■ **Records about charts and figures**

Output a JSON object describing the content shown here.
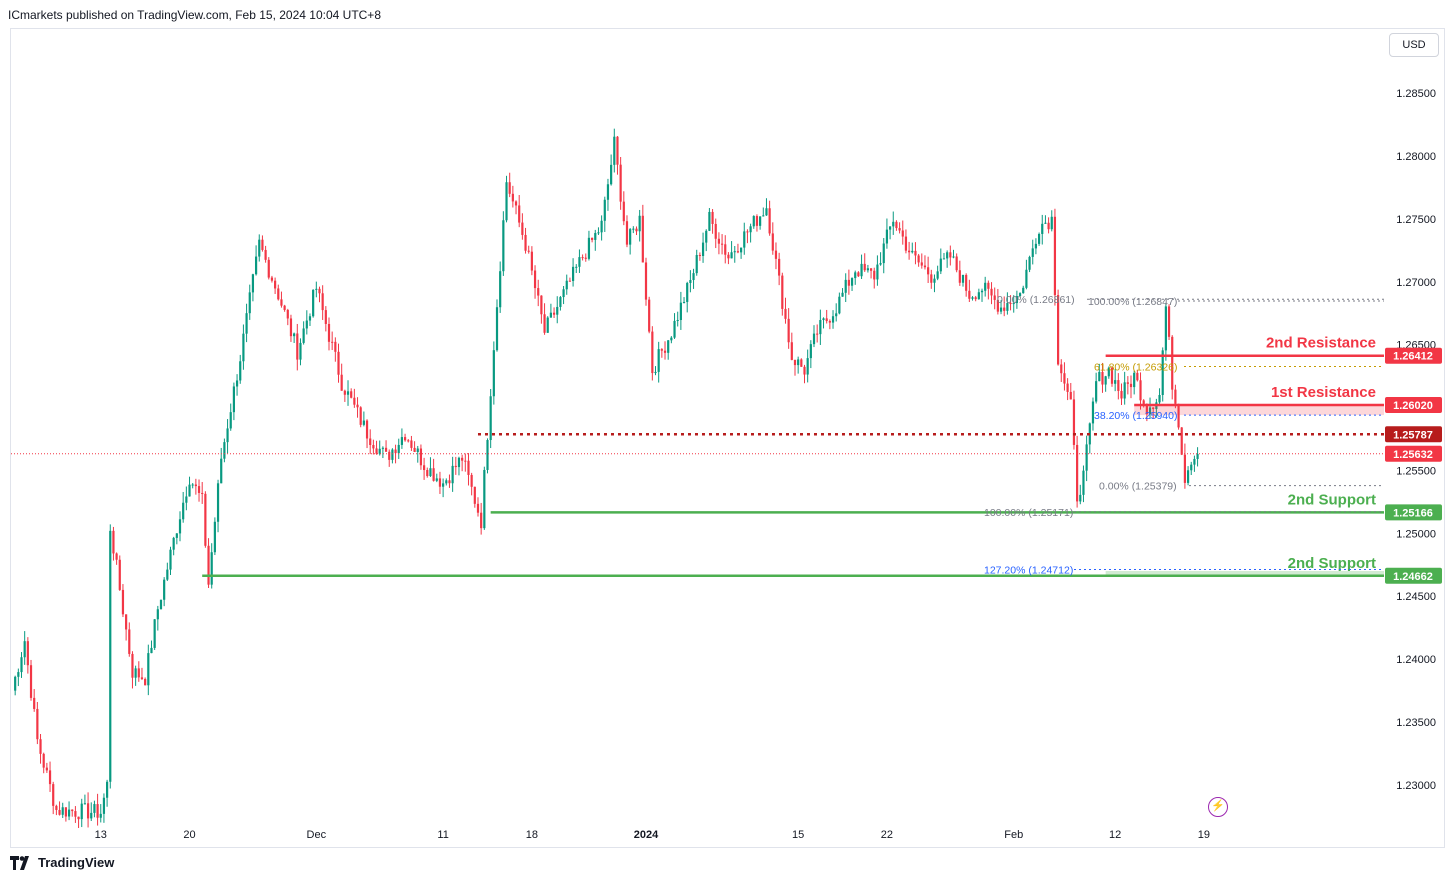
{
  "header": {
    "publisher": "ICmarkets published on TradingView.com, Feb 15, 2024 10:04 UTC+8"
  },
  "currency_button": "USD",
  "footer": {
    "brand": "TradingView",
    "logo_icon": "tradingview-logo-icon"
  },
  "colors": {
    "bull": "#089981",
    "bear": "#f23645",
    "resistance": "#f23645",
    "support": "#4caf50",
    "pivot": "#b71c1c",
    "fib_gray": "#787b86",
    "fib_blue": "#2962ff",
    "fib_gold": "#c49b00"
  },
  "chart_data": {
    "type": "candlestick",
    "ylim": [
      1.2272,
      1.2901
    ],
    "y_ticks": [
      "1.28500",
      "1.28000",
      "1.27500",
      "1.27000",
      "1.26500",
      "1.26000",
      "1.25500",
      "1.25000",
      "1.24500",
      "1.24000",
      "1.23500",
      "1.23000"
    ],
    "y_tick_values": [
      1.285,
      1.28,
      1.275,
      1.27,
      1.265,
      1.26,
      1.255,
      1.25,
      1.245,
      1.24,
      1.235,
      1.23
    ],
    "x_ticks": [
      {
        "label": "13",
        "bar": 28,
        "bold": false
      },
      {
        "label": "20",
        "bar": 56,
        "bold": false
      },
      {
        "label": "Dec",
        "bar": 96,
        "bold": false
      },
      {
        "label": "11",
        "bar": 136,
        "bold": false
      },
      {
        "label": "18",
        "bar": 164,
        "bold": false
      },
      {
        "label": "2024",
        "bar": 200,
        "bold": true
      },
      {
        "label": "15",
        "bar": 248,
        "bold": false
      },
      {
        "label": "22",
        "bar": 276,
        "bold": false
      },
      {
        "label": "Feb",
        "bar": 316,
        "bold": false
      },
      {
        "label": "12",
        "bar": 348,
        "bold": false
      },
      {
        "label": "19",
        "bar": 376,
        "bold": false
      }
    ],
    "bar_count": 385,
    "price_path": [
      [
        0,
        1.2375
      ],
      [
        4,
        1.2415
      ],
      [
        8,
        1.2335
      ],
      [
        14,
        1.228
      ],
      [
        28,
        1.2278
      ],
      [
        30,
        1.23
      ],
      [
        31,
        1.2505
      ],
      [
        38,
        1.239
      ],
      [
        42,
        1.2385
      ],
      [
        46,
        1.244
      ],
      [
        52,
        1.2505
      ],
      [
        56,
        1.2545
      ],
      [
        60,
        1.2525
      ],
      [
        62,
        1.246
      ],
      [
        66,
        1.256
      ],
      [
        72,
        1.264
      ],
      [
        78,
        1.273
      ],
      [
        84,
        1.269
      ],
      [
        90,
        1.2645
      ],
      [
        96,
        1.2695
      ],
      [
        104,
        1.262
      ],
      [
        112,
        1.258
      ],
      [
        118,
        1.256
      ],
      [
        124,
        1.258
      ],
      [
        130,
        1.2555
      ],
      [
        136,
        1.254
      ],
      [
        142,
        1.256
      ],
      [
        148,
        1.251
      ],
      [
        152,
        1.265
      ],
      [
        156,
        1.278
      ],
      [
        162,
        1.273
      ],
      [
        168,
        1.266
      ],
      [
        174,
        1.269
      ],
      [
        180,
        1.272
      ],
      [
        186,
        1.2745
      ],
      [
        190,
        1.281
      ],
      [
        194,
        1.273
      ],
      [
        198,
        1.275
      ],
      [
        202,
        1.263
      ],
      [
        208,
        1.266
      ],
      [
        214,
        1.27
      ],
      [
        220,
        1.275
      ],
      [
        226,
        1.272
      ],
      [
        232,
        1.274
      ],
      [
        238,
        1.276
      ],
      [
        242,
        1.27
      ],
      [
        246,
        1.264
      ],
      [
        250,
        1.263
      ],
      [
        254,
        1.266
      ],
      [
        260,
        1.268
      ],
      [
        266,
        1.271
      ],
      [
        272,
        1.2705
      ],
      [
        278,
        1.275
      ],
      [
        284,
        1.272
      ],
      [
        290,
        1.2705
      ],
      [
        296,
        1.272
      ],
      [
        302,
        1.269
      ],
      [
        306,
        1.2695
      ],
      [
        312,
        1.268
      ],
      [
        318,
        1.269
      ],
      [
        324,
        1.2745
      ],
      [
        328,
        1.275
      ],
      [
        330,
        1.264
      ],
      [
        334,
        1.26
      ],
      [
        336,
        1.253
      ],
      [
        338,
        1.2545
      ],
      [
        342,
        1.262
      ],
      [
        346,
        1.263
      ],
      [
        350,
        1.261
      ],
      [
        354,
        1.2625
      ],
      [
        358,
        1.26
      ],
      [
        362,
        1.261
      ],
      [
        364,
        1.268
      ],
      [
        366,
        1.262
      ],
      [
        368,
        1.259
      ],
      [
        370,
        1.2545
      ],
      [
        372,
        1.256
      ],
      [
        374,
        1.2563
      ]
    ],
    "last_price": 1.25632,
    "price_labels": [
      {
        "label": "1.26412",
        "value": 1.26412,
        "color": "#f23645"
      },
      {
        "label": "1.26020",
        "value": 1.2602,
        "color": "#f23645"
      },
      {
        "label": "1.25787",
        "value": 1.25787,
        "color": "#b71c1c"
      },
      {
        "label": "1.25632",
        "value": 1.25632,
        "color": "#f23645"
      },
      {
        "label": "1.25166",
        "value": 1.25166,
        "color": "#4caf50"
      },
      {
        "label": "1.24662",
        "value": 1.24662,
        "color": "#4caf50"
      }
    ],
    "levels": [
      {
        "name": "2nd Resistance",
        "value": 1.26412,
        "color": "#f23645",
        "style": "solid",
        "from_bar": 345
      },
      {
        "name": "1st Resistance",
        "value": 1.2602,
        "color": "#f23645",
        "style": "solid",
        "from_bar": 354
      },
      {
        "name": "",
        "value": 1.25787,
        "color": "#b71c1c",
        "style": "dotted",
        "from_bar": 147
      },
      {
        "name": "2nd Support",
        "value": 1.25166,
        "color": "#4caf50",
        "style": "solid",
        "from_bar": 151
      },
      {
        "name": "2nd Support",
        "value": 1.24662,
        "color": "#4caf50",
        "style": "solid",
        "from_bar": 60
      }
    ],
    "fib_annotations": [
      {
        "text": "0.00% (1.26861)",
        "value": 1.26861,
        "color": "#787b86"
      },
      {
        "text": "100.00% (1.26847)",
        "value": 1.26847,
        "color": "#787b86"
      },
      {
        "text": "61.80% (1.26326)",
        "value": 1.26326,
        "color": "#c49b00"
      },
      {
        "text": "38.20% (1.25940)",
        "value": 1.2594,
        "color": "#2962ff"
      },
      {
        "text": "0.00% (1.25379)",
        "value": 1.25379,
        "color": "#787b86"
      },
      {
        "text": "100.00% (1.25171)",
        "value": 1.25171,
        "color": "#787b86"
      },
      {
        "text": "127.20% (1.24712)",
        "value": 1.24712,
        "color": "#2962ff"
      }
    ]
  }
}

■ **Exercise**
Identify every line above that includes the word "name", and show those lines.

■ **Reply**
        "name": "2nd Resistance",
        "name": "1st Resistance",
        "name": "",
        "name": "2nd Support",
        "name": "2nd Support",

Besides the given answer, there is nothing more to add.